start PROVIDED RECORDS

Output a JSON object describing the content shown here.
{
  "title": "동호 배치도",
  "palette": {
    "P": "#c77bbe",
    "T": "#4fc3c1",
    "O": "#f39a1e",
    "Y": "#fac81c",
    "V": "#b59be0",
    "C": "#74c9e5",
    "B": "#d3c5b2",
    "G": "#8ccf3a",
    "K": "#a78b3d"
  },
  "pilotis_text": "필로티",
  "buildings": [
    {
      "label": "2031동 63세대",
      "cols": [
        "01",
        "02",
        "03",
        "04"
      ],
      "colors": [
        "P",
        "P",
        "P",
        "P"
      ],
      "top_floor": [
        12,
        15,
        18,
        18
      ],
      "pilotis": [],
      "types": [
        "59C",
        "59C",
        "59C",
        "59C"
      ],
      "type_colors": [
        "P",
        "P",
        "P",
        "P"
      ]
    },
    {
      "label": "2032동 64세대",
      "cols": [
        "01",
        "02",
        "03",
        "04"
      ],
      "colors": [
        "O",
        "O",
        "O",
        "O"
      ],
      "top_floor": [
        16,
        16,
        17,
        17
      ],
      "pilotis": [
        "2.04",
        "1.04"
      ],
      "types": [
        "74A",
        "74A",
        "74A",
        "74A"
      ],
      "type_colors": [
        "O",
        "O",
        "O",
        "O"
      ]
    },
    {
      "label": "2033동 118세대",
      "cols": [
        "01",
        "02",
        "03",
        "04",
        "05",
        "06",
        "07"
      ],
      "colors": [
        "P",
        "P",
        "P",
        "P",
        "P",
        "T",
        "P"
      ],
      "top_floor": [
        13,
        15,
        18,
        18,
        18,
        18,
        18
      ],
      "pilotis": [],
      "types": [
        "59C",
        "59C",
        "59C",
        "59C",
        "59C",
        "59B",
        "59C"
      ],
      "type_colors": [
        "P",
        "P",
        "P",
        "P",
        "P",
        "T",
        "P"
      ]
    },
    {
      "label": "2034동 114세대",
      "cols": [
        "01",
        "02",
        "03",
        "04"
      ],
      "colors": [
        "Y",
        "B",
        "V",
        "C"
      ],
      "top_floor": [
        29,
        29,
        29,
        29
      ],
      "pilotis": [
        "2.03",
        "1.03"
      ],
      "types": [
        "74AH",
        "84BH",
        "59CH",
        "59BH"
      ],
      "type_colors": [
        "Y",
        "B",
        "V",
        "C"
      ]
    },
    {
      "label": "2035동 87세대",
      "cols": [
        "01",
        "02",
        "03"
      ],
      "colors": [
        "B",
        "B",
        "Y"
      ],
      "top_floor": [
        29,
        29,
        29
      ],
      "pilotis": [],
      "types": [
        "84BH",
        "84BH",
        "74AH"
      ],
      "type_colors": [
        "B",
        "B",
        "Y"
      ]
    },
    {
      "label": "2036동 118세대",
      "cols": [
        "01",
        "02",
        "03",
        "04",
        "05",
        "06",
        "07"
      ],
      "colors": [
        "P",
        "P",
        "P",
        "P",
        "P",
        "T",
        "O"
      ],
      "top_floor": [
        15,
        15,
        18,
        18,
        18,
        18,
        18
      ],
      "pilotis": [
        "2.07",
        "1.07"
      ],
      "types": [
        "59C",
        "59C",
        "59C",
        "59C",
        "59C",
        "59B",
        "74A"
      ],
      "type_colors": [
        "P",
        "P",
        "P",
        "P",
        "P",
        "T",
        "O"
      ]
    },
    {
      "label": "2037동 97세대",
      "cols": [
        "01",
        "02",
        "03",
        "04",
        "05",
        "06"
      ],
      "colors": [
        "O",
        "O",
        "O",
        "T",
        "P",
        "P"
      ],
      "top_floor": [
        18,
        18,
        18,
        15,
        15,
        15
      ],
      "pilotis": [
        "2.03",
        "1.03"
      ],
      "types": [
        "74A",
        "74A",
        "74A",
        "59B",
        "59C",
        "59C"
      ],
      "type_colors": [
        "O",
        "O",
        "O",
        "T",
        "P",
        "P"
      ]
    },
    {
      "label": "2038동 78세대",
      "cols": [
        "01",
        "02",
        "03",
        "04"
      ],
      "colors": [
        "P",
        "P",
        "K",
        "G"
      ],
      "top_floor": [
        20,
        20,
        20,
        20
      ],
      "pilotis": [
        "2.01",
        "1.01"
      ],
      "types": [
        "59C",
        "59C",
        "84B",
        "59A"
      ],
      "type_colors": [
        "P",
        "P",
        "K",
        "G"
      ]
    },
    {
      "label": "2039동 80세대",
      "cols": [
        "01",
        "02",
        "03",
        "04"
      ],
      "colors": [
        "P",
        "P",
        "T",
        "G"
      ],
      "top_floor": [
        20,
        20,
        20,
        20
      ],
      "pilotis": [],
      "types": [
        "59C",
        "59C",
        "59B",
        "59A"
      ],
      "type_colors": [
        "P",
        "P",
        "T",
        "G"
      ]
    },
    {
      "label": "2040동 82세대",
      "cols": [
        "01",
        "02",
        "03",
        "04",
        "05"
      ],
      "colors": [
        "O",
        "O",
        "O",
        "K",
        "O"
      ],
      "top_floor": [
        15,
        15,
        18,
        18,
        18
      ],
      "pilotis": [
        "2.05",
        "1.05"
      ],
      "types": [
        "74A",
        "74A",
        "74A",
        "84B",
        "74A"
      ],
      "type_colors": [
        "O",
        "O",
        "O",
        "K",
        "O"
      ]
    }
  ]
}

end PROVIDED RECORDS

EXERCISE: Copy each line containing the word "label" from the data.

IN RESPONSE:
      "label": "2031동 63세대",
      "label": "2032동 64세대",
      "label": "2033동 118세대",
      "label": "2034동 114세대",
      "label": "2035동 87세대",
      "label": "2036동 118세대",
      "label": "2037동 97세대",
      "label": "2038동 78세대",
      "label": "2039동 80세대",
      "label": "2040동 82세대",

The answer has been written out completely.